• _CHALLENGE_:
Return a copy of each line that holds the string "CurrentVersion".

• _DATA TO PROCESS_:

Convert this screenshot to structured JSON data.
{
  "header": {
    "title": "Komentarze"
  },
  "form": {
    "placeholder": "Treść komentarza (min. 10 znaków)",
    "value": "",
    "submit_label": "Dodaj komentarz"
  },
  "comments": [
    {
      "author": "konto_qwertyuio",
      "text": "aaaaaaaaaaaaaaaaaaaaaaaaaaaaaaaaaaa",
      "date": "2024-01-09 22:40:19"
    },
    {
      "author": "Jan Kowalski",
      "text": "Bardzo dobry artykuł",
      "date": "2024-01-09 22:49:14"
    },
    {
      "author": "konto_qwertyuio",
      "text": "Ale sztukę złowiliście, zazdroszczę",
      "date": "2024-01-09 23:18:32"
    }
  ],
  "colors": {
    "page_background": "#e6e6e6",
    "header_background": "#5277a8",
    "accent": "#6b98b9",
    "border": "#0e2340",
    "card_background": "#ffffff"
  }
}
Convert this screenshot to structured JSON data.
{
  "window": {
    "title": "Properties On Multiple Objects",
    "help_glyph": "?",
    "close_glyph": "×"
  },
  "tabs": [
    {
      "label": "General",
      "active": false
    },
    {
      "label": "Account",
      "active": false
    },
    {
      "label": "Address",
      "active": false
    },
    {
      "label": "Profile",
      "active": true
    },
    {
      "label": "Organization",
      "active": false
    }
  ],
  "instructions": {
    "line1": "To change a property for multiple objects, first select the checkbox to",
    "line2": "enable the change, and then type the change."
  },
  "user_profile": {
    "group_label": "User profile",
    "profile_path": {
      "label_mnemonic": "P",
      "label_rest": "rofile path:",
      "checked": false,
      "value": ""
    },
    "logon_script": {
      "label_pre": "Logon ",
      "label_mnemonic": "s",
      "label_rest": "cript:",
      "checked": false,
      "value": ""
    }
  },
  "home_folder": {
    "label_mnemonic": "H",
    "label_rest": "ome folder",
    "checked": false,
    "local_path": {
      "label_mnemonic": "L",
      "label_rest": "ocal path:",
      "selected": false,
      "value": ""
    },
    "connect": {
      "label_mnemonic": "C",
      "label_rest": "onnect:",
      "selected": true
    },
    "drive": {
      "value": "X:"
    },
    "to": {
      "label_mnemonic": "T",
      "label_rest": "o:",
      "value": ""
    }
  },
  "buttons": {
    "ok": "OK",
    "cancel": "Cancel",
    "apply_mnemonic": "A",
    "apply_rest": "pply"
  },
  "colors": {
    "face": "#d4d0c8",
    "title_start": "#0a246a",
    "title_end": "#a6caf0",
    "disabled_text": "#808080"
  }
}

* * *

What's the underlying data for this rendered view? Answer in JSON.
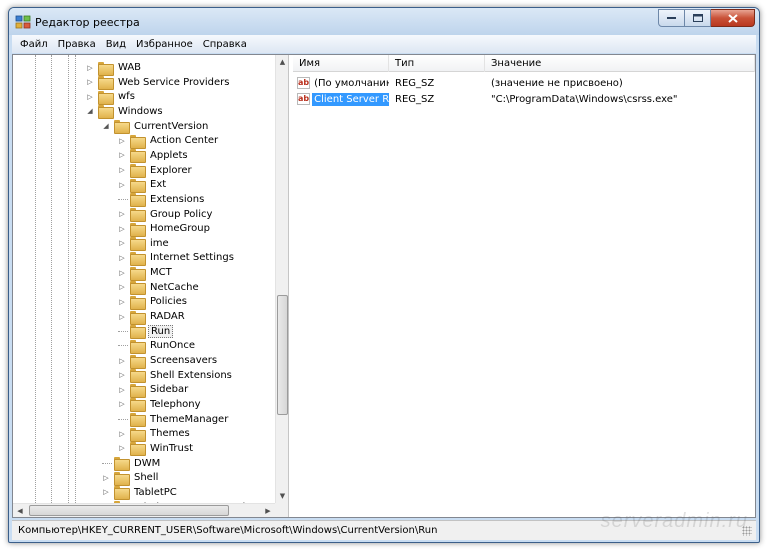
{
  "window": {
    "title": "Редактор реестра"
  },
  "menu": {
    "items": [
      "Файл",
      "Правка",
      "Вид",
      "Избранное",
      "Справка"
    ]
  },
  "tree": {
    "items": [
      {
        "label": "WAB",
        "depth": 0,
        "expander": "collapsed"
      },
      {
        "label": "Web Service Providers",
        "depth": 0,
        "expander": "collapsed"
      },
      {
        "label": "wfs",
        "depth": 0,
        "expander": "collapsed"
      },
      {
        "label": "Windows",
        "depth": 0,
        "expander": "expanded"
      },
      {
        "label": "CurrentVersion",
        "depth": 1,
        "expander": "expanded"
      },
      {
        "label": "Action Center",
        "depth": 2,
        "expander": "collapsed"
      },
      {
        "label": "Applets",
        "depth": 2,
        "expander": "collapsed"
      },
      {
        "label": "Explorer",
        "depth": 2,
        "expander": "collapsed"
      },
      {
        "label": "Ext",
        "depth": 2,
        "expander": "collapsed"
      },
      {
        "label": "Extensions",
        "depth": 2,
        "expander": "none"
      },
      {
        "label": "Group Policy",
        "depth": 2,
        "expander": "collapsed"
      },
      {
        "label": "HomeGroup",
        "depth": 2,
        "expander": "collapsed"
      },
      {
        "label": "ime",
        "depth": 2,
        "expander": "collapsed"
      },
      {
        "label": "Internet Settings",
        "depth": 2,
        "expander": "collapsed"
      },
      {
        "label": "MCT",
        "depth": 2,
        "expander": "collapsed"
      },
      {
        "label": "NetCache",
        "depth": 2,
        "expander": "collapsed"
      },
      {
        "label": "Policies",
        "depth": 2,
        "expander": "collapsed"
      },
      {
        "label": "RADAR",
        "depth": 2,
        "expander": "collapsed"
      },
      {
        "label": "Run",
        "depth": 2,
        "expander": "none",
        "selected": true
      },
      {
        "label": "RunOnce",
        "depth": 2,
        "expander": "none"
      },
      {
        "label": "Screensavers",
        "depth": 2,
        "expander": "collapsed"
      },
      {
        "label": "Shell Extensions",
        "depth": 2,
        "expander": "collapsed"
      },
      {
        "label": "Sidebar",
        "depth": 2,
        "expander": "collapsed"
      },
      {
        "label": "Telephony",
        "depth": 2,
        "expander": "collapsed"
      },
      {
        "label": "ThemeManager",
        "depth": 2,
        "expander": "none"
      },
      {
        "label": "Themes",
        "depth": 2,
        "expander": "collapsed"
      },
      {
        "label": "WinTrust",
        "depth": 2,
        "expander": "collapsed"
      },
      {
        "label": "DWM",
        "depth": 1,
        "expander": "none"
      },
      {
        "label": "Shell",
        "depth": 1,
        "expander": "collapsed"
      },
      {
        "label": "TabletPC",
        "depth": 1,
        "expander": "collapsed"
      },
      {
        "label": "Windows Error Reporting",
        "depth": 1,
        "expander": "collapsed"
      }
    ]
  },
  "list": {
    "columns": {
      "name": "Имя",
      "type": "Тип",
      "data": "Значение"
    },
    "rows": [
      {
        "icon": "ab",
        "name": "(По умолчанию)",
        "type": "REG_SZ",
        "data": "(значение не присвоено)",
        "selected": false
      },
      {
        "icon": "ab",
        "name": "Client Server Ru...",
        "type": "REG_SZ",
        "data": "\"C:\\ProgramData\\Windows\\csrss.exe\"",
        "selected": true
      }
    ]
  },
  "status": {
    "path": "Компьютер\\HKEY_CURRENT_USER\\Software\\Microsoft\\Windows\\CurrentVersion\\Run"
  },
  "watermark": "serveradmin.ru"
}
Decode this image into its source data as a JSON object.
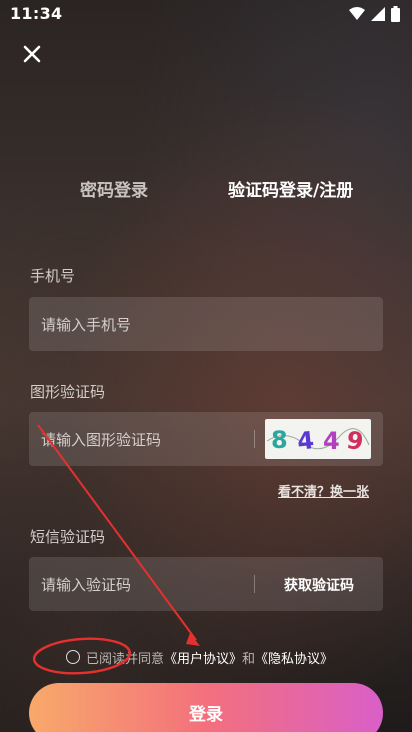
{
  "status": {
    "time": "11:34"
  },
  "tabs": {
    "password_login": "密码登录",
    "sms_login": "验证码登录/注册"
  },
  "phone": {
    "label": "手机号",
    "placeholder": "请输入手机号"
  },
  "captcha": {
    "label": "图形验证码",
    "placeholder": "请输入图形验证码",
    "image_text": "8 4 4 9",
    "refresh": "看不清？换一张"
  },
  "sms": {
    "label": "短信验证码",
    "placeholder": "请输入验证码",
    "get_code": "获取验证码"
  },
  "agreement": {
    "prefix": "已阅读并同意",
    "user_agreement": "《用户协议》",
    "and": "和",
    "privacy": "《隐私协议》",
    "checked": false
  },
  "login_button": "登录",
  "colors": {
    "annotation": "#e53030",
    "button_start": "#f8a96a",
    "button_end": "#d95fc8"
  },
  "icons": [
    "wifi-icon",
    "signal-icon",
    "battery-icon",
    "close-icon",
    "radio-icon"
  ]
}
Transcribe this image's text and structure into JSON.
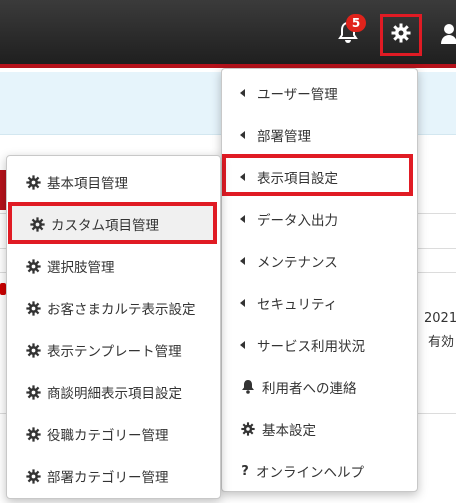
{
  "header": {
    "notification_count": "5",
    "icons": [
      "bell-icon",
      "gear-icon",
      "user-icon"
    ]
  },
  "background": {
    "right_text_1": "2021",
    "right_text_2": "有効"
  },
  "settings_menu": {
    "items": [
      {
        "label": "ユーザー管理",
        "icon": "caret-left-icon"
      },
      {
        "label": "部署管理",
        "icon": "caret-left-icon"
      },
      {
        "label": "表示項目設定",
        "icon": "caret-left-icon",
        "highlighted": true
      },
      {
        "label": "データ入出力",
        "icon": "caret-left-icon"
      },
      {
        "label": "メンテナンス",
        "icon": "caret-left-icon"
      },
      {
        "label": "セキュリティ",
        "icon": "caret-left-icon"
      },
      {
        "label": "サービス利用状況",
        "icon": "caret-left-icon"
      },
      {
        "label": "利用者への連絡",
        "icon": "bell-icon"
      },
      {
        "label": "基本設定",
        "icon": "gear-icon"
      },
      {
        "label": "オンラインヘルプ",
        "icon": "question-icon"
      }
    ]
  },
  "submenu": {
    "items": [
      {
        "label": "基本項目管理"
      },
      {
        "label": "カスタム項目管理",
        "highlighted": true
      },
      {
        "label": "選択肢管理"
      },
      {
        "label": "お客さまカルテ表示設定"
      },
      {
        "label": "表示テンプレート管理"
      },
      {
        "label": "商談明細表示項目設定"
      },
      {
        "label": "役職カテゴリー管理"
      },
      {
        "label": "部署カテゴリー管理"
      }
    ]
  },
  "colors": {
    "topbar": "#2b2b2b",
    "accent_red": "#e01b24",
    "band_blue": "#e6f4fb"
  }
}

* * *

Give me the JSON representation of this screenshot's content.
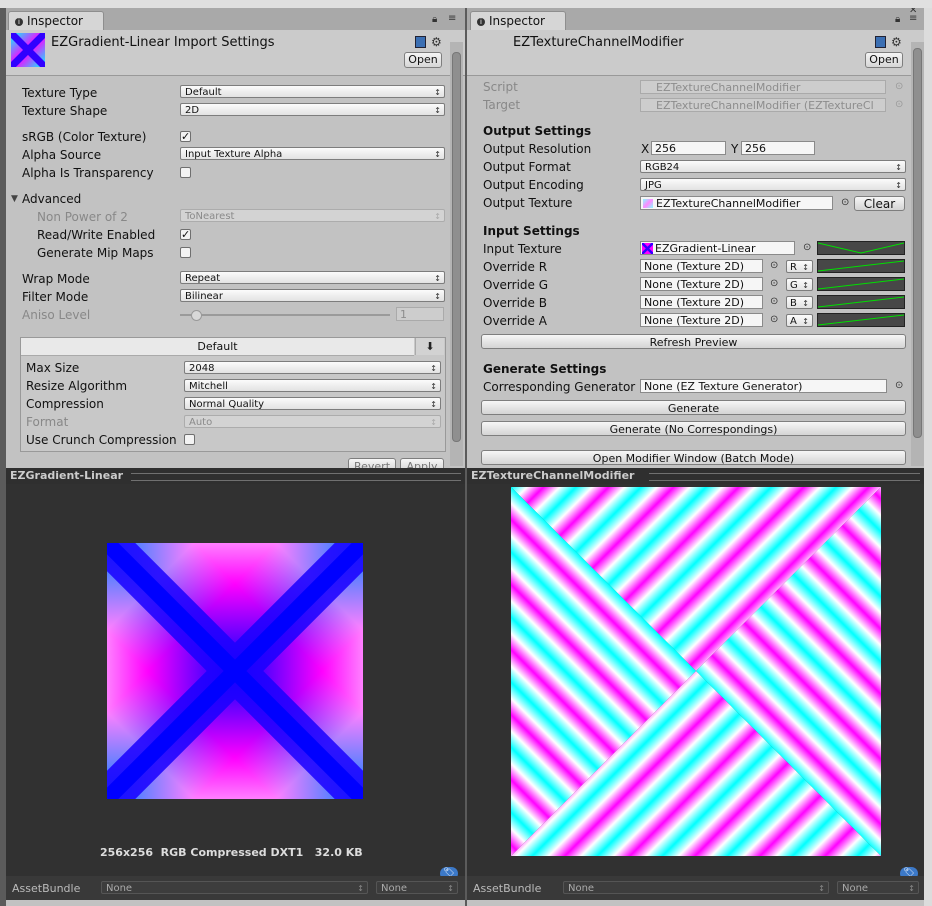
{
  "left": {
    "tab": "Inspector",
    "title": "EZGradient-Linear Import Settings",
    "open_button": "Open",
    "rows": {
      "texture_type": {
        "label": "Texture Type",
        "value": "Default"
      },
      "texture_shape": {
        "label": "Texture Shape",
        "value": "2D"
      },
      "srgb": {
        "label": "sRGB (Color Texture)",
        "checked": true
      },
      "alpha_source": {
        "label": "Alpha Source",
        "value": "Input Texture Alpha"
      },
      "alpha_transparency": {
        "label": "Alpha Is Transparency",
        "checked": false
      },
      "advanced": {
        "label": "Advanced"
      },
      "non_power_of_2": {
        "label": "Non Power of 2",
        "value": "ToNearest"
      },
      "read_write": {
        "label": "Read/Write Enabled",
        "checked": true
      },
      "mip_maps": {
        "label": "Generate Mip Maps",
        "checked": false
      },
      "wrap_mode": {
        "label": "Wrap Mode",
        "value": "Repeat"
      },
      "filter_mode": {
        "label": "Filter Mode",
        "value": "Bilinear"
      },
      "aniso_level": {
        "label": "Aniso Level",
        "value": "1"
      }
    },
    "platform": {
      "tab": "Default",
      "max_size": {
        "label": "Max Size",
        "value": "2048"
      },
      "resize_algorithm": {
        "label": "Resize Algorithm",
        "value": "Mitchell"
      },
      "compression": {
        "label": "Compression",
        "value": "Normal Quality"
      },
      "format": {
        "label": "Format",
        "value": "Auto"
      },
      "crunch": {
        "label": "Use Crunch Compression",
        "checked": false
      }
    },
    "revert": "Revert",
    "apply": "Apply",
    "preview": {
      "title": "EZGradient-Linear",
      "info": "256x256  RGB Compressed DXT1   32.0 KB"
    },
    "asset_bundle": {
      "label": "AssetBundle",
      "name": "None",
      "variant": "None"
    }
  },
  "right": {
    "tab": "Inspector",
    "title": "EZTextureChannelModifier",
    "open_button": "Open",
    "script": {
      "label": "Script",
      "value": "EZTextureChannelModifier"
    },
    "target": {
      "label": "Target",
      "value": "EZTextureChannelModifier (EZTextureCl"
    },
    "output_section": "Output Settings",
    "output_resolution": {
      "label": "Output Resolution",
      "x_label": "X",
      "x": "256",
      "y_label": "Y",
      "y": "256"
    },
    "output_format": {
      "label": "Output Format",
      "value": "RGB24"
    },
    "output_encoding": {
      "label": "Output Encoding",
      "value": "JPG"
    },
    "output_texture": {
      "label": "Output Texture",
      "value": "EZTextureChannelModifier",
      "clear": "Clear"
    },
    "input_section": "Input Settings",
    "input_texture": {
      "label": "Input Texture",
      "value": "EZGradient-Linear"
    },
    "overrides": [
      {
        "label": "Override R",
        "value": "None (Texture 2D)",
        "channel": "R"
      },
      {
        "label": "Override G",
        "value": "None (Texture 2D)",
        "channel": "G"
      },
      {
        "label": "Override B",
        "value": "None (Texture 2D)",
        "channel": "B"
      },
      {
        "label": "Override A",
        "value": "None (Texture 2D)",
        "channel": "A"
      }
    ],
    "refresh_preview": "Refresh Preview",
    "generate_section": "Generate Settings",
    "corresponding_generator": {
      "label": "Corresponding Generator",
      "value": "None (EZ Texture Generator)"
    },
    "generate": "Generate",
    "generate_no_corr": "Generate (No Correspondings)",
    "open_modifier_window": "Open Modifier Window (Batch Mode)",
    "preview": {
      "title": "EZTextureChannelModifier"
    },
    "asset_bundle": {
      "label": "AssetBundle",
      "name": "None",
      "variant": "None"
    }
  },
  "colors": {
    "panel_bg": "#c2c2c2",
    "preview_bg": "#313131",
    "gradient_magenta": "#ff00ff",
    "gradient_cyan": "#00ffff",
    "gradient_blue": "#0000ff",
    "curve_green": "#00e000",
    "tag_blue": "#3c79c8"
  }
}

• _ANSWER TO THE EXERCISE_:
        "label": "CurrentVersion",
    "path": "Компьютер\\HKEY_CURRENT_USER\\Software\\Microsoft\\Windows\\CurrentVersion\\Run"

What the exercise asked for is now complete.